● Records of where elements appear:

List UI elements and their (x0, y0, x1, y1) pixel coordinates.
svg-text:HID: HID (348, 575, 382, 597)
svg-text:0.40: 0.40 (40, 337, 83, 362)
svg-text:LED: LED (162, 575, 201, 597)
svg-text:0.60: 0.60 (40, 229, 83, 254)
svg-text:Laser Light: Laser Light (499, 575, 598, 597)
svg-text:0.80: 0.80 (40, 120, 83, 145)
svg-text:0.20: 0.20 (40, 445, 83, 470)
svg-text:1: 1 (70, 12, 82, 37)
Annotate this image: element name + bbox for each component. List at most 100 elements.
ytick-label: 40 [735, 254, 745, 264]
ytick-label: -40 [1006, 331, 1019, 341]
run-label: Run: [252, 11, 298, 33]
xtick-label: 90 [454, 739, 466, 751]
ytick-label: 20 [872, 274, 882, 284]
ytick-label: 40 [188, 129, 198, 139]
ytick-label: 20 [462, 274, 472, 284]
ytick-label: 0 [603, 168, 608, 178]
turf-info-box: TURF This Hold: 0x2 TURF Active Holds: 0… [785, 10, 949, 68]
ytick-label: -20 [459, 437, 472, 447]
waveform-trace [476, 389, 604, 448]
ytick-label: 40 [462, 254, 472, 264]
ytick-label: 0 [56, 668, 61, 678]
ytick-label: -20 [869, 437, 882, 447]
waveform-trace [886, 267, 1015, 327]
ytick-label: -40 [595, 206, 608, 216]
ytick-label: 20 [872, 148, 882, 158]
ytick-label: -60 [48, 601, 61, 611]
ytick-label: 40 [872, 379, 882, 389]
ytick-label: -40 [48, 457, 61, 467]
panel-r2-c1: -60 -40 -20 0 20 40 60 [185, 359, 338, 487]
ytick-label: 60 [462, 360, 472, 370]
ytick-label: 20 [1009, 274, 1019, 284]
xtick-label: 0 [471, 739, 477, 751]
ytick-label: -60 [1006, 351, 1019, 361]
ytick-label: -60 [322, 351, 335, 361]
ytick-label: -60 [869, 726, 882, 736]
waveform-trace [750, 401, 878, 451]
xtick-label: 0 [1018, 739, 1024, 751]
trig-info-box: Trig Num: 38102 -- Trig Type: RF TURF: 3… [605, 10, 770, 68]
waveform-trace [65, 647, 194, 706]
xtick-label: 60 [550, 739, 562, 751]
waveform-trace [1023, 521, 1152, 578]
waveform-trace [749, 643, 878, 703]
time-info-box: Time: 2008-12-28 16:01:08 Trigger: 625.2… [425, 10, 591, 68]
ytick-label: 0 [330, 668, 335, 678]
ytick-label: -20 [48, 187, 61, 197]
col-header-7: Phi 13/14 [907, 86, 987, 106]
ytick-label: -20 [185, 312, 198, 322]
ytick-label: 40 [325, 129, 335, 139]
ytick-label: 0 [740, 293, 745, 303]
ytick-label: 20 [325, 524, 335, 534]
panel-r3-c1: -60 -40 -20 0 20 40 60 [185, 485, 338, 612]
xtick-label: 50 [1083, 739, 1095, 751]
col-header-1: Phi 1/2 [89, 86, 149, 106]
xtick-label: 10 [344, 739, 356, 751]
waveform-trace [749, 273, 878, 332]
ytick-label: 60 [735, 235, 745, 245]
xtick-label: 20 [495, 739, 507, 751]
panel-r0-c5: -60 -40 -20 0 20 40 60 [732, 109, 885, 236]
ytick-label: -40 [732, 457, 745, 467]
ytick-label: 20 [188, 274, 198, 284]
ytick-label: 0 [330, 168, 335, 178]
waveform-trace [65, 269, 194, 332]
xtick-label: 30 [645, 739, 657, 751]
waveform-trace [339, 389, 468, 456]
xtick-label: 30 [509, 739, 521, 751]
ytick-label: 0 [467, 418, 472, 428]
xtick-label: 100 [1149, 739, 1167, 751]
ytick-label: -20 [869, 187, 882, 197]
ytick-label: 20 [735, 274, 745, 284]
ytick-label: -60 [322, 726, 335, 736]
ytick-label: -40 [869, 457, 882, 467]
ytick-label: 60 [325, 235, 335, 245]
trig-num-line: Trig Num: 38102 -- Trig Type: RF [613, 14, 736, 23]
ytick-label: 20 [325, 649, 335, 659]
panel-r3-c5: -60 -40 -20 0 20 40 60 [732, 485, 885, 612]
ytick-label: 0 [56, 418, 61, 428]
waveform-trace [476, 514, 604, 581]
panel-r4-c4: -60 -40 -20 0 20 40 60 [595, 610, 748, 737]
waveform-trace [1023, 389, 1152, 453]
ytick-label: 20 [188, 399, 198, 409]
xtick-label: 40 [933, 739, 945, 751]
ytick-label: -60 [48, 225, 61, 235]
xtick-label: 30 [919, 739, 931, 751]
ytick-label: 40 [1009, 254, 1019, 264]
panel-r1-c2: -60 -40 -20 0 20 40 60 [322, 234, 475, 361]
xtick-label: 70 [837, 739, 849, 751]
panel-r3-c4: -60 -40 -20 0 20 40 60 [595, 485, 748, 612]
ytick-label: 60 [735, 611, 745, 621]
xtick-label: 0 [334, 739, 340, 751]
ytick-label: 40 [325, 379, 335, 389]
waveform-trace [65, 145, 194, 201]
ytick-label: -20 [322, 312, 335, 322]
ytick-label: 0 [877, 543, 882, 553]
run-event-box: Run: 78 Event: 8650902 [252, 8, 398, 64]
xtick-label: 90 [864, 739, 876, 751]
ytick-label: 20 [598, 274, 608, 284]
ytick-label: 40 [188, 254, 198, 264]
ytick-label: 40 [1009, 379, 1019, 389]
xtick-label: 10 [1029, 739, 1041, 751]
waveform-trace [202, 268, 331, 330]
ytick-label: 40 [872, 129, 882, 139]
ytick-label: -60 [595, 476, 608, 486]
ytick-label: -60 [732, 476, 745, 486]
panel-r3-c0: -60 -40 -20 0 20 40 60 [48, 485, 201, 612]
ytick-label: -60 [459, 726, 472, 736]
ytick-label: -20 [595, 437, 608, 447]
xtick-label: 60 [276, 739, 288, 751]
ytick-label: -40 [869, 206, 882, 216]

● Goal: Reproduce the lines above word for word, from the first line of the records through the line that contains "svg-text:0.80: 0.80 (40, 120, 83, 145)", both included.

● Exercise response:
List UI elements and their (x0, y0, x1, y1) pixel coordinates.
svg-text:HID: HID (348, 575, 382, 597)
svg-text:0.40: 0.40 (40, 337, 83, 362)
svg-text:LED: LED (162, 575, 201, 597)
svg-text:0.60: 0.60 (40, 229, 83, 254)
svg-text:Laser Light: Laser Light (499, 575, 598, 597)
svg-text:0.80: 0.80 (40, 120, 83, 145)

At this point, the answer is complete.